Exercise directions:
Wherever a line holds the string "members", copy that line.

Provided information:
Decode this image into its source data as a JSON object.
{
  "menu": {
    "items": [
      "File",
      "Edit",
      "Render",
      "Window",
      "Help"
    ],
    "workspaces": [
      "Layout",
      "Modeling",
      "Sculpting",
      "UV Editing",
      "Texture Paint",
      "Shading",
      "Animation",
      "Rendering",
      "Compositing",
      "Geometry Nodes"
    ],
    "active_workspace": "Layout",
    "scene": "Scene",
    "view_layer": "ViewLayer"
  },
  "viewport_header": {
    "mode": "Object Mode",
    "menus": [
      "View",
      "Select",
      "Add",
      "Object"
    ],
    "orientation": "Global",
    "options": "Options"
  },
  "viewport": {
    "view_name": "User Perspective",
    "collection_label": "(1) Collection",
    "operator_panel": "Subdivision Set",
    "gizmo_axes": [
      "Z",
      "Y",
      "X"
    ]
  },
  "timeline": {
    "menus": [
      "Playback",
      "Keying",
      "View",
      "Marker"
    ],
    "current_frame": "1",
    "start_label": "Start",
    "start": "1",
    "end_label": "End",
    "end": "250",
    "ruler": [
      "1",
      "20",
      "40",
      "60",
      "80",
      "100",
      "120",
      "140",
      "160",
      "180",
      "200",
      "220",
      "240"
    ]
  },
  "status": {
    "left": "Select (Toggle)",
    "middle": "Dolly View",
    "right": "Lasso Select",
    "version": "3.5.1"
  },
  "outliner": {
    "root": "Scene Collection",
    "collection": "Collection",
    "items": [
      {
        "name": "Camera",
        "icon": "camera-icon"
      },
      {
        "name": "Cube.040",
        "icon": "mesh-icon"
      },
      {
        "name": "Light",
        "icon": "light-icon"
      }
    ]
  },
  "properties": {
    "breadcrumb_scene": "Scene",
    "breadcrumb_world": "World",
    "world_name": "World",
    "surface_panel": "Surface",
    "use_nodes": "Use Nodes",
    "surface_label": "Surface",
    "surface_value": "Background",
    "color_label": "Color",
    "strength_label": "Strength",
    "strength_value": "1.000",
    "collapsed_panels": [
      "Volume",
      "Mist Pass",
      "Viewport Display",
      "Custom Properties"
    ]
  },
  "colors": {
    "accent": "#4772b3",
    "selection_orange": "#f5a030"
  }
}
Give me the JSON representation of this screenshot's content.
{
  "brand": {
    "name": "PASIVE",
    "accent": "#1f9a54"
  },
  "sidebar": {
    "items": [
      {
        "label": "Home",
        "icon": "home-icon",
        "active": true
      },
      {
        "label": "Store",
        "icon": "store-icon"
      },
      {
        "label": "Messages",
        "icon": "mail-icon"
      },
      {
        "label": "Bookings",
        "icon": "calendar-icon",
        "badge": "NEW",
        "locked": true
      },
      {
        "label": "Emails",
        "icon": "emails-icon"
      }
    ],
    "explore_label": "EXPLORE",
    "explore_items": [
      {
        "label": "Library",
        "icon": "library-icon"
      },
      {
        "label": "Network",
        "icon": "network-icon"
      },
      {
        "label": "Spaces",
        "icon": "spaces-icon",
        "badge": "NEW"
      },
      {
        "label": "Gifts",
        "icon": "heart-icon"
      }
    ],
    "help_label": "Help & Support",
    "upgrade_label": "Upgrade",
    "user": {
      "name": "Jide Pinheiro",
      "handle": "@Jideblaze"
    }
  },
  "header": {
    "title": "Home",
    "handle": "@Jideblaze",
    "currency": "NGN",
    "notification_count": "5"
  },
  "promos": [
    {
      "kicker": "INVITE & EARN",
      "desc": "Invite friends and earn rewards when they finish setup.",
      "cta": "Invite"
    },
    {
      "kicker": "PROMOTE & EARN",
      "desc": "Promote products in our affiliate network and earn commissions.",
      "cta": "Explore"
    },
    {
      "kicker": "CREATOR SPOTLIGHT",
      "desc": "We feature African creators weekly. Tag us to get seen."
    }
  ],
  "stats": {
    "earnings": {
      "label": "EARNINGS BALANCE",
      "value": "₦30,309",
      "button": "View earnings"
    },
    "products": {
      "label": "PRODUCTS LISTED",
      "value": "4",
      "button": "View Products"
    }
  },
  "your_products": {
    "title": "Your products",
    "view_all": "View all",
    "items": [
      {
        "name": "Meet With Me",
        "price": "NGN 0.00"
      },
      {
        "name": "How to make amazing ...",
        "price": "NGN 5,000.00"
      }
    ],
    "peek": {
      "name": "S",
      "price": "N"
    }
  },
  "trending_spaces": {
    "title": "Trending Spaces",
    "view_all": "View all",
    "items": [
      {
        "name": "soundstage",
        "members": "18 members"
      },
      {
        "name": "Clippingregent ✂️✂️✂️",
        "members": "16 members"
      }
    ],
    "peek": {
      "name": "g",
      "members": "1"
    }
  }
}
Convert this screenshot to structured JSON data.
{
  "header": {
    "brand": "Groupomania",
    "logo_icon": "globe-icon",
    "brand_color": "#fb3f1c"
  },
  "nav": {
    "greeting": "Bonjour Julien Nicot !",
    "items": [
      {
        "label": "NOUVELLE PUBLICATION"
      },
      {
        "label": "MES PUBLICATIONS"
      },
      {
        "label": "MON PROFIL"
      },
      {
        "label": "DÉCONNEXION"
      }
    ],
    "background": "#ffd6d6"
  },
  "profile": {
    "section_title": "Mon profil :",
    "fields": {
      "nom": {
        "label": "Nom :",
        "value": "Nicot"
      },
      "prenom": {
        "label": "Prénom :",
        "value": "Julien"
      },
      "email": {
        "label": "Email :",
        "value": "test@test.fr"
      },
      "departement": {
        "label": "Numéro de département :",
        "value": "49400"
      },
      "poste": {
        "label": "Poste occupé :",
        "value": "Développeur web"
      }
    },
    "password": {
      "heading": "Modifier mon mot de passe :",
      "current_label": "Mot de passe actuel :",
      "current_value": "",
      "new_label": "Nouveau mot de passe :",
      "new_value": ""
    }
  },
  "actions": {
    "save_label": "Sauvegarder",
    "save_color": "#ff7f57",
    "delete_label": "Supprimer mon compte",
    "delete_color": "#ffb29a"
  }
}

Task response:
        "members": "18 members"
        "members": "16 members"
      "members": "1"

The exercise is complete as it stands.